EXTRACTED ENTRIES —
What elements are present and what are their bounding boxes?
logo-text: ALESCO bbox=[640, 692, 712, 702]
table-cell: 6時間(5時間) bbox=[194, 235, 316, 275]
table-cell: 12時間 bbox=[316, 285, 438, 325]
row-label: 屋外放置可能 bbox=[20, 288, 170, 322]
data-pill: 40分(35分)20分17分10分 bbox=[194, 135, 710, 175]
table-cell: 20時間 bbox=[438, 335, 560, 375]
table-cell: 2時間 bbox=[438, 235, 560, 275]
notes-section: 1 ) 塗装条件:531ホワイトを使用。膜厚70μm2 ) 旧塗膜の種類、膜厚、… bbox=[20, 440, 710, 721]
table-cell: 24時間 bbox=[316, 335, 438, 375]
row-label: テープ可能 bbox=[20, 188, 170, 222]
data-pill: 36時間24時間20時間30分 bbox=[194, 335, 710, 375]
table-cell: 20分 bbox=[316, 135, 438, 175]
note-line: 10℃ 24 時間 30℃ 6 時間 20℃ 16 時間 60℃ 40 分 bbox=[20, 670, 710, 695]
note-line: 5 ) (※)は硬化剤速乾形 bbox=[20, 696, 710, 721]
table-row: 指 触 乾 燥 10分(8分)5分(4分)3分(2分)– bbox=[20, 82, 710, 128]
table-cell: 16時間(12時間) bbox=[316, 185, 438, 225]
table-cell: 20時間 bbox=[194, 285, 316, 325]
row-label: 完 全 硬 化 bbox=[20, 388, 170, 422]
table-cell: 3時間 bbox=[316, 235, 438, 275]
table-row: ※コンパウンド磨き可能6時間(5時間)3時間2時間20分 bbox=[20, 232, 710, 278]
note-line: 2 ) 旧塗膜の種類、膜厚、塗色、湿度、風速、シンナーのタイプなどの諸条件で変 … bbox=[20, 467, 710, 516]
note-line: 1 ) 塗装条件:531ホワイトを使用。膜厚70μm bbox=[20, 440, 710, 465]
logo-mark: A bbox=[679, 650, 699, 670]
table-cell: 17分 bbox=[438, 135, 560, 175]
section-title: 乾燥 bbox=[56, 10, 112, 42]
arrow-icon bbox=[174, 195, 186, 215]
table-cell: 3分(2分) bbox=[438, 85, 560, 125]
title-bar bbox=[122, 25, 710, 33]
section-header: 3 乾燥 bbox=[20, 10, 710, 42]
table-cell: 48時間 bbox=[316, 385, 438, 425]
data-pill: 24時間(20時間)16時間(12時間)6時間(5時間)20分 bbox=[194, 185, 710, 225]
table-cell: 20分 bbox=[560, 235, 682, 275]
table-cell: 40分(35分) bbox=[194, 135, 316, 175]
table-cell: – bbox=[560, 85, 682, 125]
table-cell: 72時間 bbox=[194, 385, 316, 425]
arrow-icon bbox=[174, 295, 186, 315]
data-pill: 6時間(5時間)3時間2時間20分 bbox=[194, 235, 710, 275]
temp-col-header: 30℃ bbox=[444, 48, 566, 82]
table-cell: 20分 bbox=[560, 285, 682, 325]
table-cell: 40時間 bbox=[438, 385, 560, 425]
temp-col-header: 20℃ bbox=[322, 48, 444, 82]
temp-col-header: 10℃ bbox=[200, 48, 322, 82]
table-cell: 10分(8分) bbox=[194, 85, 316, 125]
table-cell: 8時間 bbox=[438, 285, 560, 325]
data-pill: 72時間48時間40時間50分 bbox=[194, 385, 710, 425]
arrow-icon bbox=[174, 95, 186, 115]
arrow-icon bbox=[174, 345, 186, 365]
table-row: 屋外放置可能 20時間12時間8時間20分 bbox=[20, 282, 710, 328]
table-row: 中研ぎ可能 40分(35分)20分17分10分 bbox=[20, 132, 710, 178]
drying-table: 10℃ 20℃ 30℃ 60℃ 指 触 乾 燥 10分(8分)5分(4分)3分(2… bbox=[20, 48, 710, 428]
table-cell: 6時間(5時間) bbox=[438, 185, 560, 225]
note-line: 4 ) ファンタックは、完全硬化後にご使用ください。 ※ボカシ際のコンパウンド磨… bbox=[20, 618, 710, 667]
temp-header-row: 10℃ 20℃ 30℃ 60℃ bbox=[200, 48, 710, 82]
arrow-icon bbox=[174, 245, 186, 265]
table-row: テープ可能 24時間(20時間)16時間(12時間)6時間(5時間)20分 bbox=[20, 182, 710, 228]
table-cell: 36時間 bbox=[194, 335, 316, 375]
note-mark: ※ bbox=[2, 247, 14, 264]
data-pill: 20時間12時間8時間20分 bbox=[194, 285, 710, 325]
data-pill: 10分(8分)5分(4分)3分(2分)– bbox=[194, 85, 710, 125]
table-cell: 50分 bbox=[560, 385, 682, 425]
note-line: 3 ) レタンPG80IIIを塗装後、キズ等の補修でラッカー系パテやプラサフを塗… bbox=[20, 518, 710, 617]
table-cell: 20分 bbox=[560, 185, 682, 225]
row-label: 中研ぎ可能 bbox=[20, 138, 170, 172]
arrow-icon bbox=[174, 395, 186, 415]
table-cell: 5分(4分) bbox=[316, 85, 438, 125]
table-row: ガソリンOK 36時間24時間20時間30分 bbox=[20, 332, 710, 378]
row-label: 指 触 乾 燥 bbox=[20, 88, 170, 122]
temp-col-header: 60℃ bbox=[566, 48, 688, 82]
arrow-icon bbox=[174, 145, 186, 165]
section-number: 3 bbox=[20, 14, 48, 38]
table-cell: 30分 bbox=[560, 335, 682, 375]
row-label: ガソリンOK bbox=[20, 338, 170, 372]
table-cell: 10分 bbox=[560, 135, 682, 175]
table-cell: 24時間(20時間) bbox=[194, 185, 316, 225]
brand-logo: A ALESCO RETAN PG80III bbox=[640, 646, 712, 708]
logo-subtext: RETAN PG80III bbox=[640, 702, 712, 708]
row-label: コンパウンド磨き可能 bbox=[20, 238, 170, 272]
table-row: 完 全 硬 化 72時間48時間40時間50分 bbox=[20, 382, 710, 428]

SHORT EXERCISE — Rewrite the items with every "data-pill" renamed to "value-band", leaving everything else unchanged.

WRITTEN SOLUTION —
What elements are present and what are their bounding boxes?
logo-text: ALESCO bbox=[640, 692, 712, 702]
table-cell: 6時間(5時間) bbox=[194, 235, 316, 275]
table-cell: 12時間 bbox=[316, 285, 438, 325]
row-label: 屋外放置可能 bbox=[20, 288, 170, 322]
value-band: 40分(35分)20分17分10分 bbox=[194, 135, 710, 175]
table-cell: 20時間 bbox=[438, 335, 560, 375]
table-cell: 2時間 bbox=[438, 235, 560, 275]
notes-section: 1 ) 塗装条件:531ホワイトを使用。膜厚70μm2 ) 旧塗膜の種類、膜厚、… bbox=[20, 440, 710, 721]
table-cell: 24時間 bbox=[316, 335, 438, 375]
row-label: テープ可能 bbox=[20, 188, 170, 222]
value-band: 36時間24時間20時間30分 bbox=[194, 335, 710, 375]
table-cell: 20分 bbox=[316, 135, 438, 175]
note-line: 10℃ 24 時間 30℃ 6 時間 20℃ 16 時間 60℃ 40 分 bbox=[20, 670, 710, 695]
note-line: 5 ) (※)は硬化剤速乾形 bbox=[20, 696, 710, 721]
table-row: 指 触 乾 燥 10分(8分)5分(4分)3分(2分)– bbox=[20, 82, 710, 128]
table-cell: 16時間(12時間) bbox=[316, 185, 438, 225]
table-cell: 20時間 bbox=[194, 285, 316, 325]
row-label: 完 全 硬 化 bbox=[20, 388, 170, 422]
table-cell: 3時間 bbox=[316, 235, 438, 275]
table-row: ※コンパウンド磨き可能6時間(5時間)3時間2時間20分 bbox=[20, 232, 710, 278]
note-line: 2 ) 旧塗膜の種類、膜厚、塗色、湿度、風速、シンナーのタイプなどの諸条件で変 … bbox=[20, 467, 710, 516]
note-line: 1 ) 塗装条件:531ホワイトを使用。膜厚70μm bbox=[20, 440, 710, 465]
logo-mark: A bbox=[679, 650, 699, 670]
table-cell: 17分 bbox=[438, 135, 560, 175]
section-title: 乾燥 bbox=[56, 10, 112, 42]
arrow-icon bbox=[174, 195, 186, 215]
table-cell: 3分(2分) bbox=[438, 85, 560, 125]
title-bar bbox=[122, 25, 710, 33]
section-header: 3 乾燥 bbox=[20, 10, 710, 42]
table-cell: 48時間 bbox=[316, 385, 438, 425]
value-band: 24時間(20時間)16時間(12時間)6時間(5時間)20分 bbox=[194, 185, 710, 225]
table-cell: 20分 bbox=[560, 235, 682, 275]
table-cell: 40分(35分) bbox=[194, 135, 316, 175]
table-cell: – bbox=[560, 85, 682, 125]
table-cell: 72時間 bbox=[194, 385, 316, 425]
arrow-icon bbox=[174, 295, 186, 315]
value-band: 6時間(5時間)3時間2時間20分 bbox=[194, 235, 710, 275]
temp-col-header: 30℃ bbox=[444, 48, 566, 82]
table-cell: 20分 bbox=[560, 285, 682, 325]
table-cell: 40時間 bbox=[438, 385, 560, 425]
temp-col-header: 20℃ bbox=[322, 48, 444, 82]
temp-col-header: 10℃ bbox=[200, 48, 322, 82]
table-cell: 10分(8分) bbox=[194, 85, 316, 125]
table-cell: 8時間 bbox=[438, 285, 560, 325]
value-band: 72時間48時間40時間50分 bbox=[194, 385, 710, 425]
arrow-icon bbox=[174, 95, 186, 115]
arrow-icon bbox=[174, 345, 186, 365]
table-row: 屋外放置可能 20時間12時間8時間20分 bbox=[20, 282, 710, 328]
table-row: 中研ぎ可能 40分(35分)20分17分10分 bbox=[20, 132, 710, 178]
drying-table: 10℃ 20℃ 30℃ 60℃ 指 触 乾 燥 10分(8分)5分(4分)3分(2… bbox=[20, 48, 710, 428]
table-cell: 6時間(5時間) bbox=[438, 185, 560, 225]
note-line: 4 ) ファンタックは、完全硬化後にご使用ください。 ※ボカシ際のコンパウンド磨… bbox=[20, 618, 710, 667]
temp-header-row: 10℃ 20℃ 30℃ 60℃ bbox=[200, 48, 710, 82]
arrow-icon bbox=[174, 245, 186, 265]
table-row: テープ可能 24時間(20時間)16時間(12時間)6時間(5時間)20分 bbox=[20, 182, 710, 228]
table-cell: 36時間 bbox=[194, 335, 316, 375]
note-mark: ※ bbox=[2, 247, 14, 264]
value-band: 20時間12時間8時間20分 bbox=[194, 285, 710, 325]
value-band: 10分(8分)5分(4分)3分(2分)– bbox=[194, 85, 710, 125]
table-cell: 50分 bbox=[560, 385, 682, 425]
note-line: 3 ) レタンPG80IIIを塗装後、キズ等の補修でラッカー系パテやプラサフを塗… bbox=[20, 518, 710, 617]
table-cell: 20分 bbox=[560, 185, 682, 225]
row-label: 中研ぎ可能 bbox=[20, 138, 170, 172]
arrow-icon bbox=[174, 395, 186, 415]
table-cell: 5分(4分) bbox=[316, 85, 438, 125]
table-row: ガソリンOK 36時間24時間20時間30分 bbox=[20, 332, 710, 378]
row-label: 指 触 乾 燥 bbox=[20, 88, 170, 122]
temp-col-header: 60℃ bbox=[566, 48, 688, 82]
arrow-icon bbox=[174, 145, 186, 165]
section-number: 3 bbox=[20, 14, 48, 38]
table-cell: 30分 bbox=[560, 335, 682, 375]
row-label: ガソリンOK bbox=[20, 338, 170, 372]
table-cell: 10分 bbox=[560, 135, 682, 175]
table-cell: 24時間(20時間) bbox=[194, 185, 316, 225]
brand-logo: A ALESCO RETAN PG80III bbox=[640, 646, 712, 708]
logo-subtext: RETAN PG80III bbox=[640, 702, 712, 708]
row-label: コンパウンド磨き可能 bbox=[20, 238, 170, 272]
table-row: 完 全 硬 化 72時間48時間40時間50分 bbox=[20, 382, 710, 428]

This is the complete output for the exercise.